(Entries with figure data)
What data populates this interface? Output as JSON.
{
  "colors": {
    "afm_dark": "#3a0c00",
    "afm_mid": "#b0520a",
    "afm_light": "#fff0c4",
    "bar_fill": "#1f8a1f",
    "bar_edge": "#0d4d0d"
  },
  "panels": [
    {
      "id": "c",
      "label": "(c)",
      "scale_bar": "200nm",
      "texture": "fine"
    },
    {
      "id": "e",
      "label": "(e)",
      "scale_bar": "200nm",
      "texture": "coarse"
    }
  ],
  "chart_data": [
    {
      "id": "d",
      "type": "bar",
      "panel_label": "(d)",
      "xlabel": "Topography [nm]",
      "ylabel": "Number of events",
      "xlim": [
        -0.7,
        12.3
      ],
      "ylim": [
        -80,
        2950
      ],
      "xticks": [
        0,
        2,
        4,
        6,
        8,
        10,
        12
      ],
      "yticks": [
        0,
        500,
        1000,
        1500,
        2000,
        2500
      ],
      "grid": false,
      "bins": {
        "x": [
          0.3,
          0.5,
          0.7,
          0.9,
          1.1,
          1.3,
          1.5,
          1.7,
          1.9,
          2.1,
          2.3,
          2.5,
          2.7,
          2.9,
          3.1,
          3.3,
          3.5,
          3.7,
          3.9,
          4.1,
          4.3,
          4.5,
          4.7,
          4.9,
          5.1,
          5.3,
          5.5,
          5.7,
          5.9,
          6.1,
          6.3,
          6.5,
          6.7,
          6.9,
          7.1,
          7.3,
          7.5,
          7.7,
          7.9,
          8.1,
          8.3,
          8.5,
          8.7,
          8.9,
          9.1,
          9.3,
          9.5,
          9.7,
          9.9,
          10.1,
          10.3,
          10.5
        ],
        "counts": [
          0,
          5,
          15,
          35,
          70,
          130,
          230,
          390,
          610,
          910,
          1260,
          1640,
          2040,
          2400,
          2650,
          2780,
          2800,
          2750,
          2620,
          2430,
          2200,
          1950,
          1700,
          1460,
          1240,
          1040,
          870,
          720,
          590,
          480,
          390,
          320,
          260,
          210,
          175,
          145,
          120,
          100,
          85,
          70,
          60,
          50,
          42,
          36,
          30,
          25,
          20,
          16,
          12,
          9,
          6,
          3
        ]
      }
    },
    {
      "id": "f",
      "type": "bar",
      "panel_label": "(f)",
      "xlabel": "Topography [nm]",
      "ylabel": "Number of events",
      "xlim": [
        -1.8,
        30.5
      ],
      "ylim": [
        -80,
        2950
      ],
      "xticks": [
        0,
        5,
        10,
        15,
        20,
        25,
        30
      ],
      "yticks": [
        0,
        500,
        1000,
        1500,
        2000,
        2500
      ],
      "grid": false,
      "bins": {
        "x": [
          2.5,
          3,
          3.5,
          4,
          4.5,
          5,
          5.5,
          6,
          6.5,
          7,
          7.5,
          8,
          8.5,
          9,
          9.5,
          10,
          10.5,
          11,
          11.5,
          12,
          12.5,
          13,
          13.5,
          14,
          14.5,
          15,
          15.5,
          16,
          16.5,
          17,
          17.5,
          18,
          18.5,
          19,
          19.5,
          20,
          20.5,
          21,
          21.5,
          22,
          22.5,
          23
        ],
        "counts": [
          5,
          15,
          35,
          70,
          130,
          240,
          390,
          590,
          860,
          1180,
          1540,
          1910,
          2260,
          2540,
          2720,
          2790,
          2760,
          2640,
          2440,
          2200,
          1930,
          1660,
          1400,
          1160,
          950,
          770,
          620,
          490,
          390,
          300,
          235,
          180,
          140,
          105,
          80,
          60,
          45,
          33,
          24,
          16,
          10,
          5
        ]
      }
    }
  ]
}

▶ What is needed
Every line of the data above should be copied exactly.

▶ Solution to the exercise
What data populates this interface? Output as JSON.
{
  "colors": {
    "afm_dark": "#3a0c00",
    "afm_mid": "#b0520a",
    "afm_light": "#fff0c4",
    "bar_fill": "#1f8a1f",
    "bar_edge": "#0d4d0d"
  },
  "panels": [
    {
      "id": "c",
      "label": "(c)",
      "scale_bar": "200nm",
      "texture": "fine"
    },
    {
      "id": "e",
      "label": "(e)",
      "scale_bar": "200nm",
      "texture": "coarse"
    }
  ],
  "chart_data": [
    {
      "id": "d",
      "type": "bar",
      "panel_label": "(d)",
      "xlabel": "Topography [nm]",
      "ylabel": "Number of events",
      "xlim": [
        -0.7,
        12.3
      ],
      "ylim": [
        -80,
        2950
      ],
      "xticks": [
        0,
        2,
        4,
        6,
        8,
        10,
        12
      ],
      "yticks": [
        0,
        500,
        1000,
        1500,
        2000,
        2500
      ],
      "grid": false,
      "bins": {
        "x": [
          0.3,
          0.5,
          0.7,
          0.9,
          1.1,
          1.3,
          1.5,
          1.7,
          1.9,
          2.1,
          2.3,
          2.5,
          2.7,
          2.9,
          3.1,
          3.3,
          3.5,
          3.7,
          3.9,
          4.1,
          4.3,
          4.5,
          4.7,
          4.9,
          5.1,
          5.3,
          5.5,
          5.7,
          5.9,
          6.1,
          6.3,
          6.5,
          6.7,
          6.9,
          7.1,
          7.3,
          7.5,
          7.7,
          7.9,
          8.1,
          8.3,
          8.5,
          8.7,
          8.9,
          9.1,
          9.3,
          9.5,
          9.7,
          9.9,
          10.1,
          10.3,
          10.5
        ],
        "counts": [
          0,
          5,
          15,
          35,
          70,
          130,
          230,
          390,
          610,
          910,
          1260,
          1640,
          2040,
          2400,
          2650,
          2780,
          2800,
          2750,
          2620,
          2430,
          2200,
          1950,
          1700,
          1460,
          1240,
          1040,
          870,
          720,
          590,
          480,
          390,
          320,
          260,
          210,
          175,
          145,
          120,
          100,
          85,
          70,
          60,
          50,
          42,
          36,
          30,
          25,
          20,
          16,
          12,
          9,
          6,
          3
        ]
      }
    },
    {
      "id": "f",
      "type": "bar",
      "panel_label": "(f)",
      "xlabel": "Topography [nm]",
      "ylabel": "Number of events",
      "xlim": [
        -1.8,
        30.5
      ],
      "ylim": [
        -80,
        2950
      ],
      "xticks": [
        0,
        5,
        10,
        15,
        20,
        25,
        30
      ],
      "yticks": [
        0,
        500,
        1000,
        1500,
        2000,
        2500
      ],
      "grid": false,
      "bins": {
        "x": [
          2.5,
          3,
          3.5,
          4,
          4.5,
          5,
          5.5,
          6,
          6.5,
          7,
          7.5,
          8,
          8.5,
          9,
          9.5,
          10,
          10.5,
          11,
          11.5,
          12,
          12.5,
          13,
          13.5,
          14,
          14.5,
          15,
          15.5,
          16,
          16.5,
          17,
          17.5,
          18,
          18.5,
          19,
          19.5,
          20,
          20.5,
          21,
          21.5,
          22,
          22.5,
          23
        ],
        "counts": [
          5,
          15,
          35,
          70,
          130,
          240,
          390,
          590,
          860,
          1180,
          1540,
          1910,
          2260,
          2540,
          2720,
          2790,
          2760,
          2640,
          2440,
          2200,
          1930,
          1660,
          1400,
          1160,
          950,
          770,
          620,
          490,
          390,
          300,
          235,
          180,
          140,
          105,
          80,
          60,
          45,
          33,
          24,
          16,
          10,
          5
        ]
      }
    }
  ]
}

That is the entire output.